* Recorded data
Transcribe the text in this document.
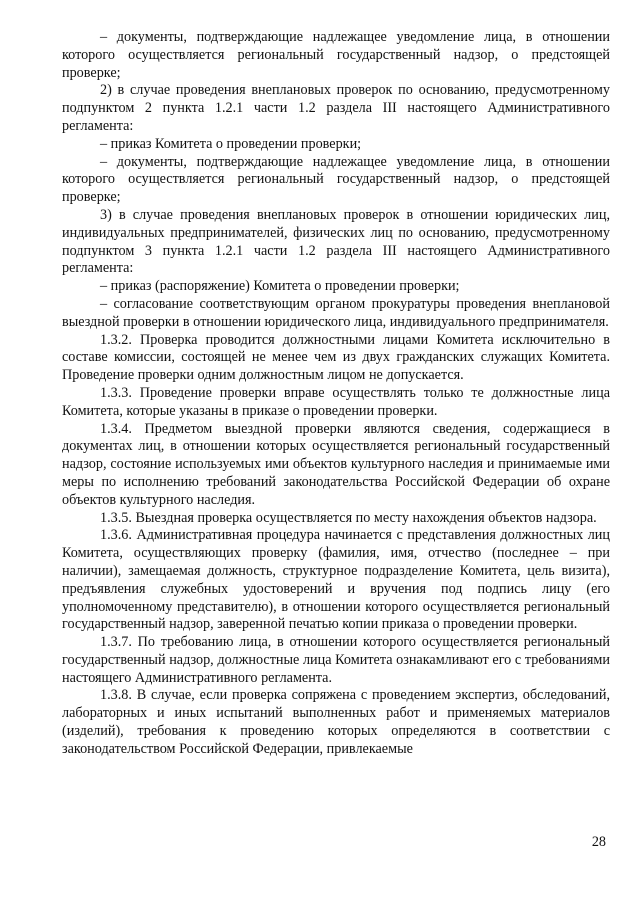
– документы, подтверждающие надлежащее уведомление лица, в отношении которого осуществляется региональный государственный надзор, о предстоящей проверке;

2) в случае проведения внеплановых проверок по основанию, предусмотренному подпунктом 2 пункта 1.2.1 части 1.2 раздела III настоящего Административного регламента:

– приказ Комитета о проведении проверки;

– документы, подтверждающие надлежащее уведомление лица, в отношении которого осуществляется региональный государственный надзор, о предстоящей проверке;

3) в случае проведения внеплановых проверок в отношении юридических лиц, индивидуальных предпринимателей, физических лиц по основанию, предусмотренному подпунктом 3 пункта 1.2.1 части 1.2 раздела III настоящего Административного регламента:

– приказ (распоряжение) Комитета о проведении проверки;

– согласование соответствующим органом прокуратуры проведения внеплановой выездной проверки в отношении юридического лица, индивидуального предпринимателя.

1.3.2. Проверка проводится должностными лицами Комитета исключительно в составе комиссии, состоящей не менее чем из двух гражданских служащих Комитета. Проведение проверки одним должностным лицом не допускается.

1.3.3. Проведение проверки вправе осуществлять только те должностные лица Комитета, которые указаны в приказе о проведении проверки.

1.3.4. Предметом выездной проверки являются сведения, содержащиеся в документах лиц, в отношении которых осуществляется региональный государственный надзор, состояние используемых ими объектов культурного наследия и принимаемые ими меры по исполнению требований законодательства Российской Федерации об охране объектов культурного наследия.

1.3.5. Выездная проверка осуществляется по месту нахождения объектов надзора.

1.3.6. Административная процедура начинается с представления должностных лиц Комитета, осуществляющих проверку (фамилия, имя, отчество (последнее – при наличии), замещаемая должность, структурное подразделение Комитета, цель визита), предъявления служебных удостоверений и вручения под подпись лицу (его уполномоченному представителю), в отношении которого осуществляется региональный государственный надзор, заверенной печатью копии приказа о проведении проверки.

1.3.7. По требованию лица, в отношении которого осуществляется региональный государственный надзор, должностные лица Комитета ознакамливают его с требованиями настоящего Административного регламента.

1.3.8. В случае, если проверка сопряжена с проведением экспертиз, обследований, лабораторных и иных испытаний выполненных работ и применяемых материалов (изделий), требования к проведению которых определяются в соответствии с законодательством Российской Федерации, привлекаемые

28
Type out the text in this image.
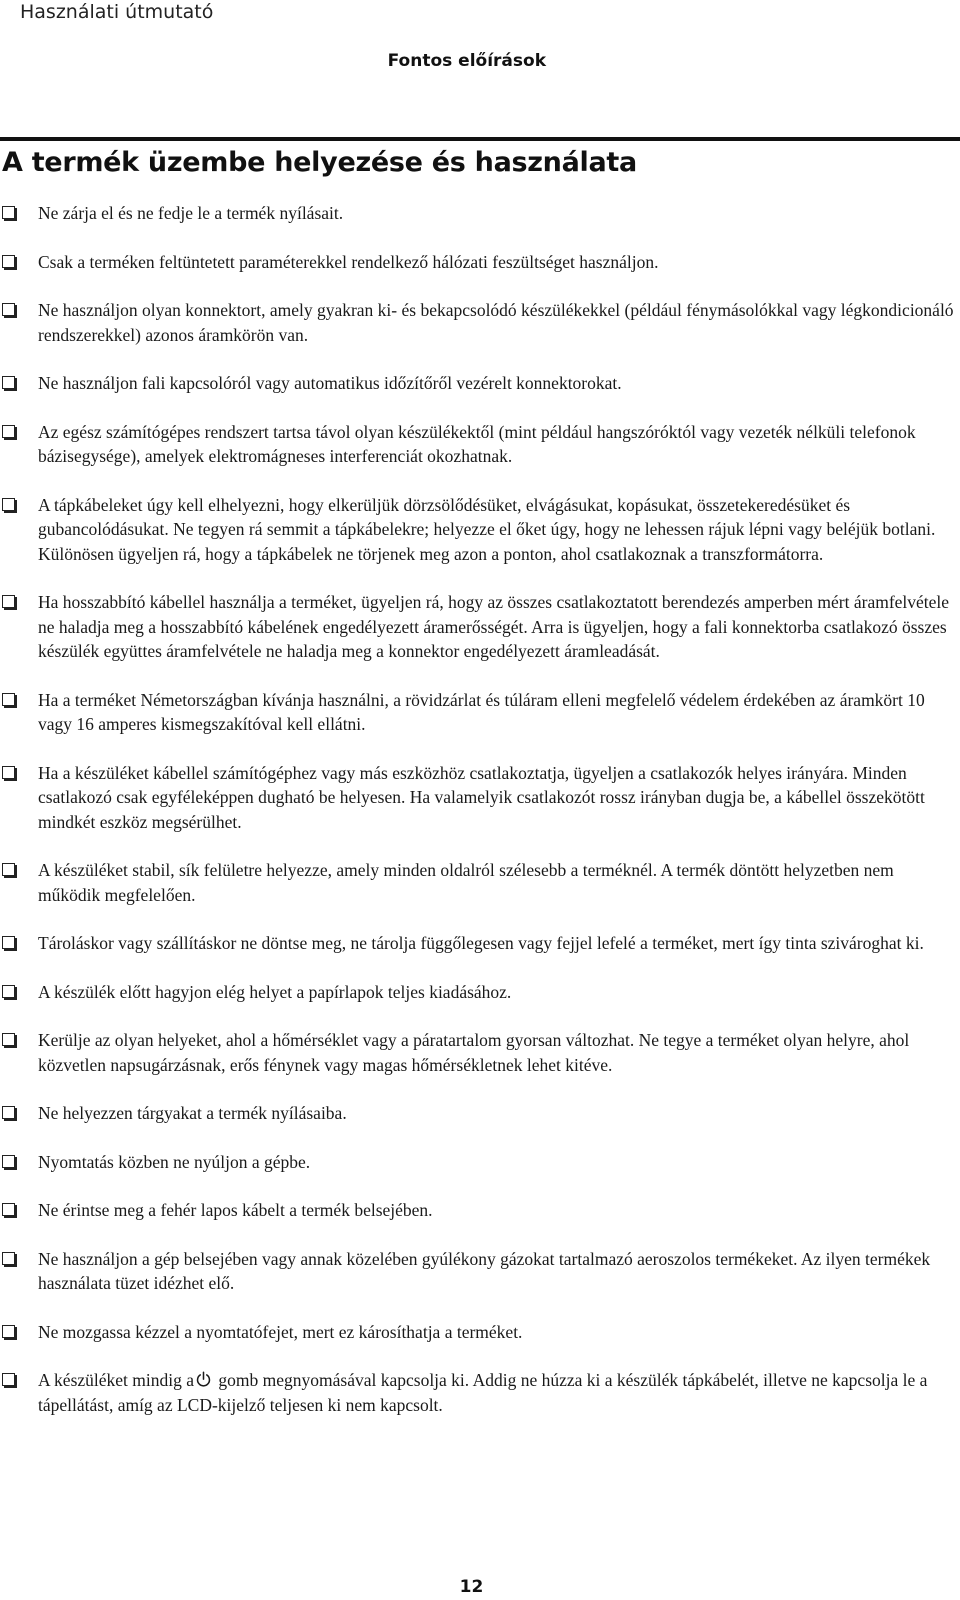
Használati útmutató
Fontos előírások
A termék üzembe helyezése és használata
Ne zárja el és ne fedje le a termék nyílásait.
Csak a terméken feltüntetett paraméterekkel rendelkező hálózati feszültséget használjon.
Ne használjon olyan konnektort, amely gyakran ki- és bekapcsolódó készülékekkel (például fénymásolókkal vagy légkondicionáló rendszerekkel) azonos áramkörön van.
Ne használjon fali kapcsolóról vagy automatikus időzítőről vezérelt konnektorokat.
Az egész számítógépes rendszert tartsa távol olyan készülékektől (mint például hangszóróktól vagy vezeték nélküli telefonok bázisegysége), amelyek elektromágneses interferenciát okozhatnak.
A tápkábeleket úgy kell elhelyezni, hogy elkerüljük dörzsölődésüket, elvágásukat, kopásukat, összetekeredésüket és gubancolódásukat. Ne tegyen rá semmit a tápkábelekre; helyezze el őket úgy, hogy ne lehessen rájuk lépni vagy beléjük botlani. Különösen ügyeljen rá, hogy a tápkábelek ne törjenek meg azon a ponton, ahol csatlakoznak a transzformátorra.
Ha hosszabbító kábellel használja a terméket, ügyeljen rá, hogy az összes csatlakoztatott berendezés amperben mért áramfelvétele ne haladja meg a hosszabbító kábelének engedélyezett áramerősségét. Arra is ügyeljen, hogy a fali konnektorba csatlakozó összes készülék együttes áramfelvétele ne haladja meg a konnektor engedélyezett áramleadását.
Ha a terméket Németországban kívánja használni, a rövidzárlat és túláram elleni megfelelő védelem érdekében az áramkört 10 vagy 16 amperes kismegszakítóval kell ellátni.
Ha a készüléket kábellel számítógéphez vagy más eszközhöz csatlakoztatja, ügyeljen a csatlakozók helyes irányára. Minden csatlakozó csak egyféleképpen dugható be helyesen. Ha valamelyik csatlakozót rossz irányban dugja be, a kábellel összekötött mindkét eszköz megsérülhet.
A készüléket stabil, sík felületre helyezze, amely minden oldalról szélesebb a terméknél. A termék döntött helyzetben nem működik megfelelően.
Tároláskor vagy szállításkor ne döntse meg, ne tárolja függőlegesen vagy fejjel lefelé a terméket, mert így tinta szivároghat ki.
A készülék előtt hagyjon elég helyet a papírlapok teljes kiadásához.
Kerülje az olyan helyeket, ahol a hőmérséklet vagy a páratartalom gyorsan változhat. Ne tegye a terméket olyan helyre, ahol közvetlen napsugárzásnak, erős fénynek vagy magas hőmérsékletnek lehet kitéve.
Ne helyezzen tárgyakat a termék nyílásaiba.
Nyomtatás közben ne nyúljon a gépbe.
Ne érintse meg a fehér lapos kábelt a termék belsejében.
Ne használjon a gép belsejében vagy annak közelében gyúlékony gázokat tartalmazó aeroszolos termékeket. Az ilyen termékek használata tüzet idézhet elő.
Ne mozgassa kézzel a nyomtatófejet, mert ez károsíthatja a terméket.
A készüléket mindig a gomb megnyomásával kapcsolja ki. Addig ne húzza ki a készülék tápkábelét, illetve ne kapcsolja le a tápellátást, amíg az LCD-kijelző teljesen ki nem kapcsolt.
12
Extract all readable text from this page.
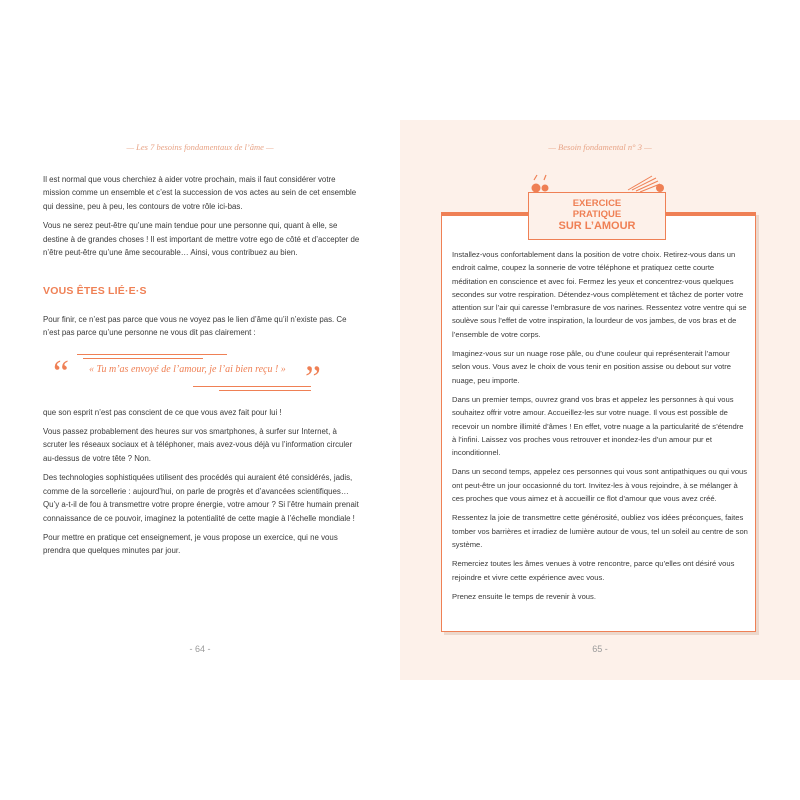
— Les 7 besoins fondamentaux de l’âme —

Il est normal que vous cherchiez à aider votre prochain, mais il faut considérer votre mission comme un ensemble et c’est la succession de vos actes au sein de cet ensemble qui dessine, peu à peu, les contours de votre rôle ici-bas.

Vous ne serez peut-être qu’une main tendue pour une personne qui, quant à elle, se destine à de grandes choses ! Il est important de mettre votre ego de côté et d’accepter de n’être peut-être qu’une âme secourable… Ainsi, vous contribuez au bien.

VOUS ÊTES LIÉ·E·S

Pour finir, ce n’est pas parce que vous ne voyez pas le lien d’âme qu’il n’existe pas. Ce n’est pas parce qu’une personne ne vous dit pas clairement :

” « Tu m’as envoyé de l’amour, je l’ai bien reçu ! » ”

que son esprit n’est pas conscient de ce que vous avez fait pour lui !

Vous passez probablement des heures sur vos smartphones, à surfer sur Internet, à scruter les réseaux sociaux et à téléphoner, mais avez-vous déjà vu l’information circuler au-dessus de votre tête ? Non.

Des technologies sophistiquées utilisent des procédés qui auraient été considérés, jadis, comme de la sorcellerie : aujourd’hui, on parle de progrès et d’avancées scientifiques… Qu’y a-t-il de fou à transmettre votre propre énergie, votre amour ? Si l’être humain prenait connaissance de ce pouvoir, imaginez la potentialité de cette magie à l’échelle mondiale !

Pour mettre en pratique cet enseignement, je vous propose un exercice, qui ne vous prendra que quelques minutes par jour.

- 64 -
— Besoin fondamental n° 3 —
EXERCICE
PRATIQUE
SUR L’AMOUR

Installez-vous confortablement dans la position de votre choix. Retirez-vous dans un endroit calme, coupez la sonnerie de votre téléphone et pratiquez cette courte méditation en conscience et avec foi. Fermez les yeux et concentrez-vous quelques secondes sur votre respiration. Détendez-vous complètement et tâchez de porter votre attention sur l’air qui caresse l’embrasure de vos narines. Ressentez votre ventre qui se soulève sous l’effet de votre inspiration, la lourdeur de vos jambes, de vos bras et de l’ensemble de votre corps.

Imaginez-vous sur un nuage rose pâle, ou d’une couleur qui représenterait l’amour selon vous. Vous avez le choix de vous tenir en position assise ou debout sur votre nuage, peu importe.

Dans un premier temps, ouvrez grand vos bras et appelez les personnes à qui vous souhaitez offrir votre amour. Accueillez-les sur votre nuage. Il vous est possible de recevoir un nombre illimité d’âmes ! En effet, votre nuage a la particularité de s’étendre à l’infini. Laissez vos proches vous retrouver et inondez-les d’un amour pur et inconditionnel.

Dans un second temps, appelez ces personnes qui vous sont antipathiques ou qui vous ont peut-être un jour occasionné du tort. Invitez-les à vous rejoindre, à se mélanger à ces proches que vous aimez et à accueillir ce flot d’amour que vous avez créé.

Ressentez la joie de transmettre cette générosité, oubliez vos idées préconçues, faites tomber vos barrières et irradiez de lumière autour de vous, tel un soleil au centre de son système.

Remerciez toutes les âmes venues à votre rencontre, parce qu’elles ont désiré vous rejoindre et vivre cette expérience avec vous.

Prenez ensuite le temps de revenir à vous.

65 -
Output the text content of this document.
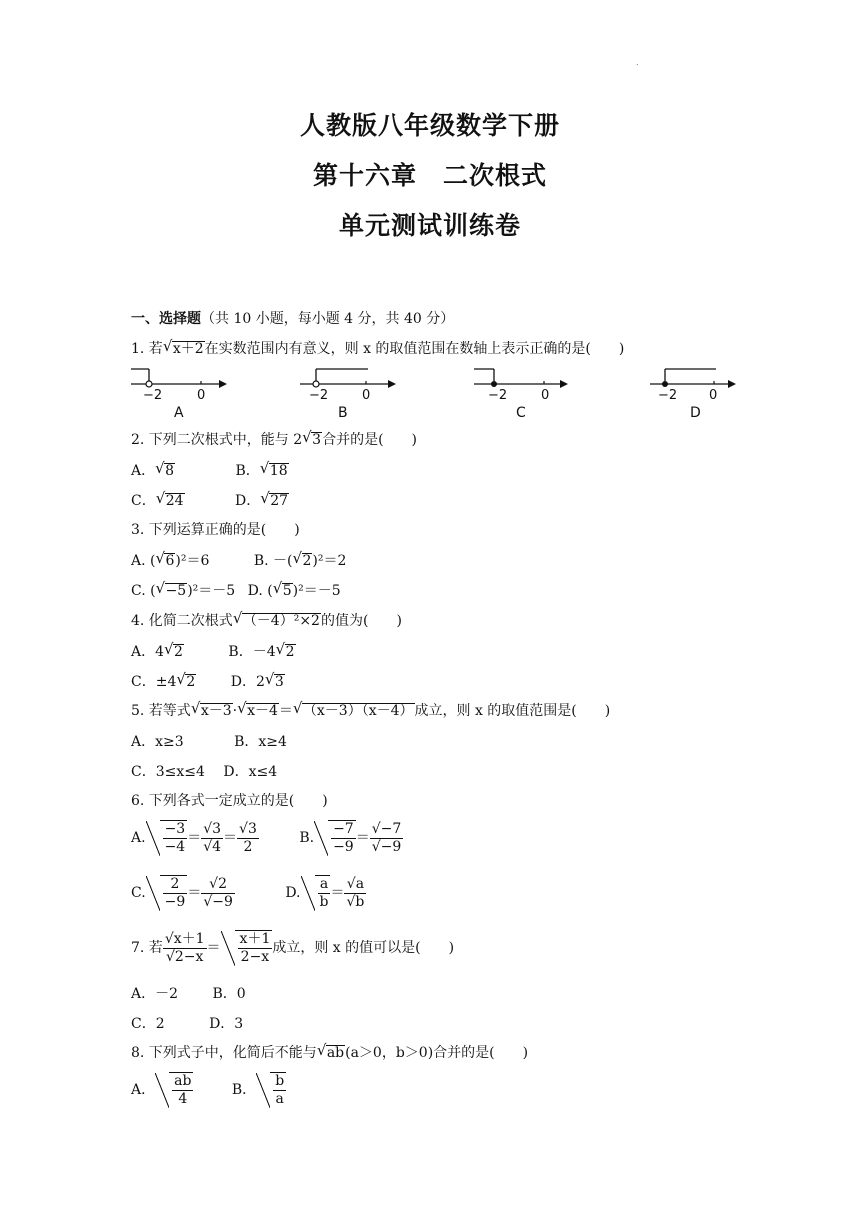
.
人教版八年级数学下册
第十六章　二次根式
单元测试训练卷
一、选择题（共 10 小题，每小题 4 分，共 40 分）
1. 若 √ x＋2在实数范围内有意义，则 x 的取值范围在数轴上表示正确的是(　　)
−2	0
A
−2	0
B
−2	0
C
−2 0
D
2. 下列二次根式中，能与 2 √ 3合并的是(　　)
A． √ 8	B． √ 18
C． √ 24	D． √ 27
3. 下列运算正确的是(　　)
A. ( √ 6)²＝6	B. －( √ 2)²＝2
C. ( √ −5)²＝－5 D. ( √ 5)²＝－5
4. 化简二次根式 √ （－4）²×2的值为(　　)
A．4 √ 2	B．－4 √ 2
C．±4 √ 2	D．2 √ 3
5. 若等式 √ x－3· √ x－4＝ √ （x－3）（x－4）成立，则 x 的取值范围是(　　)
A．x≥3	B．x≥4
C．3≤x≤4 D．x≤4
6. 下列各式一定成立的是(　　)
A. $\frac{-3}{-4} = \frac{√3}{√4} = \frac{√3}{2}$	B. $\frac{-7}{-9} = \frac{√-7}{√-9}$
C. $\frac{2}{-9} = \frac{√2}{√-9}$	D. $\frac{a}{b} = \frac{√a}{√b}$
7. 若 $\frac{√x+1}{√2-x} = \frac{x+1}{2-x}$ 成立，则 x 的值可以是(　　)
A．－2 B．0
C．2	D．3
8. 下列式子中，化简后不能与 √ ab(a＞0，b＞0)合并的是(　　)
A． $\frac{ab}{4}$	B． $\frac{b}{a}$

* WHAT TO WORK ON
Identify each line holding the string "frac", and copy it out.

* OUTPUT
A. $\frac{-3}{-4} = \frac{√3}{√4} = \frac{√3}{2}$	B. $\frac{-7}{-9} = \frac{√-7}{√-9}$
C. $\frac{2}{-9} = \frac{√2}{√-9}$	D. $\frac{a}{b} = \frac{√a}{√b}$
7. 若 $\frac{√x+1}{√2-x} = \frac{x+1}{2-x}$ 成立，则 x 的值可以是(　　)
A． $\frac{ab}{4}$	B． $\frac{b}{a}$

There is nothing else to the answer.